** BEGIN Data lines **

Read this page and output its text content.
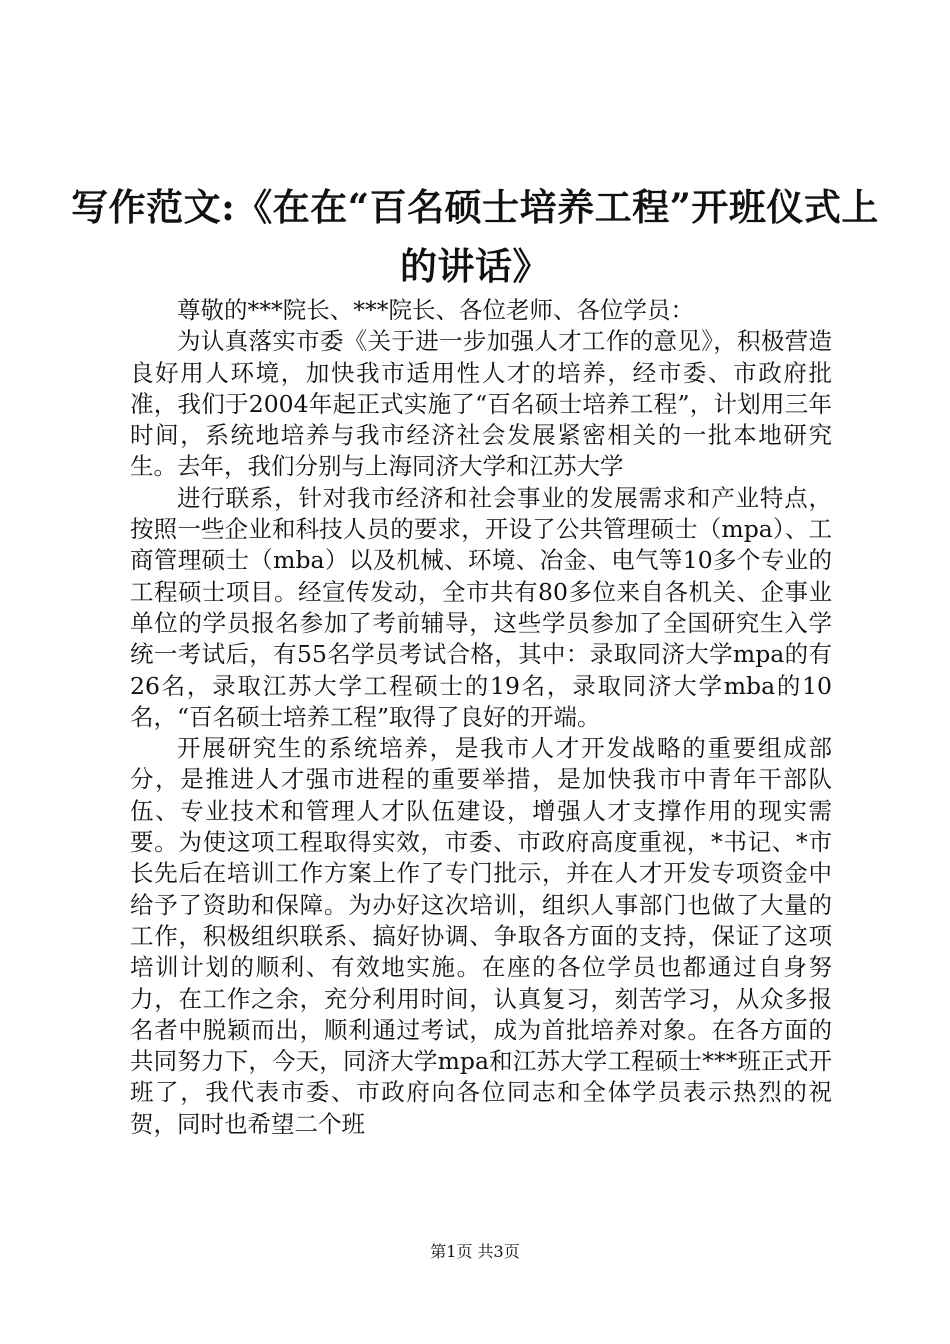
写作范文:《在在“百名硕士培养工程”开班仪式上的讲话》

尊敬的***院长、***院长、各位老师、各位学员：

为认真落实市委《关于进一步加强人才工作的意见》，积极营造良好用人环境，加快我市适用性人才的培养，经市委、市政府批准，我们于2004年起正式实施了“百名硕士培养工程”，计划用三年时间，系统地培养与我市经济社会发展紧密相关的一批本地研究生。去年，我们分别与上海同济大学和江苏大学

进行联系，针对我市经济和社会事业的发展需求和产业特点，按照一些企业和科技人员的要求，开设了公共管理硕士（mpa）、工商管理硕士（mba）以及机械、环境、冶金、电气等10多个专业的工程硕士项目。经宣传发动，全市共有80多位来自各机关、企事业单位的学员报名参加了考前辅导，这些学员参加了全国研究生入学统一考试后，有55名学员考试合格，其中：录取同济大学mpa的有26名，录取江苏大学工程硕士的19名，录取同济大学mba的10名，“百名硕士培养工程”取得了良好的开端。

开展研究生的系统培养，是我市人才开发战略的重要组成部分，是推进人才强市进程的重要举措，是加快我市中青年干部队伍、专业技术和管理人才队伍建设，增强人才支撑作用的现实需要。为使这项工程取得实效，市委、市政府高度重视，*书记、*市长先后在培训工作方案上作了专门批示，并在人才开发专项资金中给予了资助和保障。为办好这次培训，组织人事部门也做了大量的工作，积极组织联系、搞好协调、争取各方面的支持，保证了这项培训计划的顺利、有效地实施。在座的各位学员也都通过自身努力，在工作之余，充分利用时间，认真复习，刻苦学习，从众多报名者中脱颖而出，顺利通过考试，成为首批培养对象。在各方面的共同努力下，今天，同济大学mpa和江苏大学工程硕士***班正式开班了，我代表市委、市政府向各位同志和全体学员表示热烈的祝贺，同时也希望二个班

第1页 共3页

** END Data lines **
** BEGIN Data lines **

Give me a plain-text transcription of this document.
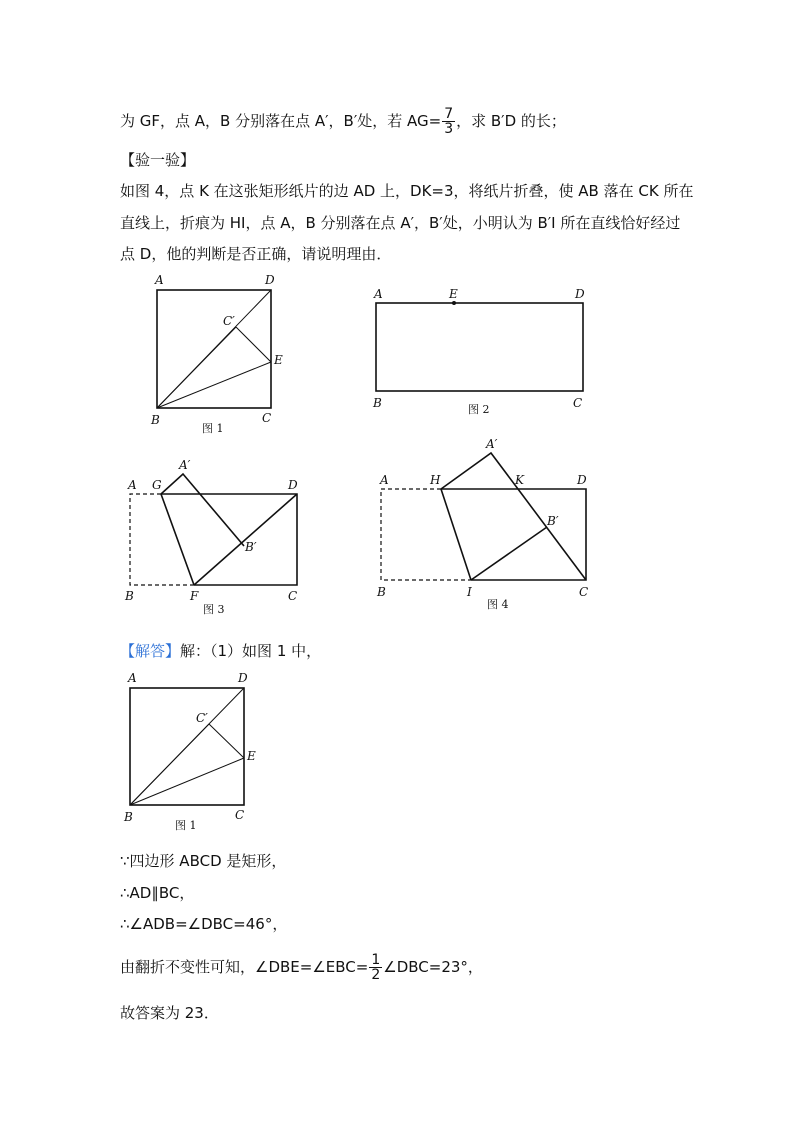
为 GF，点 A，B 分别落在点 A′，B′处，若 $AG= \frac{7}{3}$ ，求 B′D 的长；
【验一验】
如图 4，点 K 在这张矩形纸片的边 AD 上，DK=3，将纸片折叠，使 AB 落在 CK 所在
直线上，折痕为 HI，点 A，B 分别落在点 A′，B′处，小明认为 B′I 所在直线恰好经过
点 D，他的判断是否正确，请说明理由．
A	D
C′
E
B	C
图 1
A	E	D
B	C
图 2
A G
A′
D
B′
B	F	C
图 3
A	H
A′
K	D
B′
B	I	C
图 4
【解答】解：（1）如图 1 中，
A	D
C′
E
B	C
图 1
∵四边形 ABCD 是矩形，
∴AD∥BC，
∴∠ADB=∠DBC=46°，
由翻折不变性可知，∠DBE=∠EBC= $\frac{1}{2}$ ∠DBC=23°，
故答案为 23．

** END Data lines **

# Written instruction
From the listing, copy each line containing the word "frac".

# Task result
为 GF，点 A，B 分别落在点 A′，B′处，若 $AG= \frac{7}{3}$ ，求 B′D 的长；
由翻折不变性可知，∠DBE=∠EBC= $\frac{1}{2}$ ∠DBC=23°，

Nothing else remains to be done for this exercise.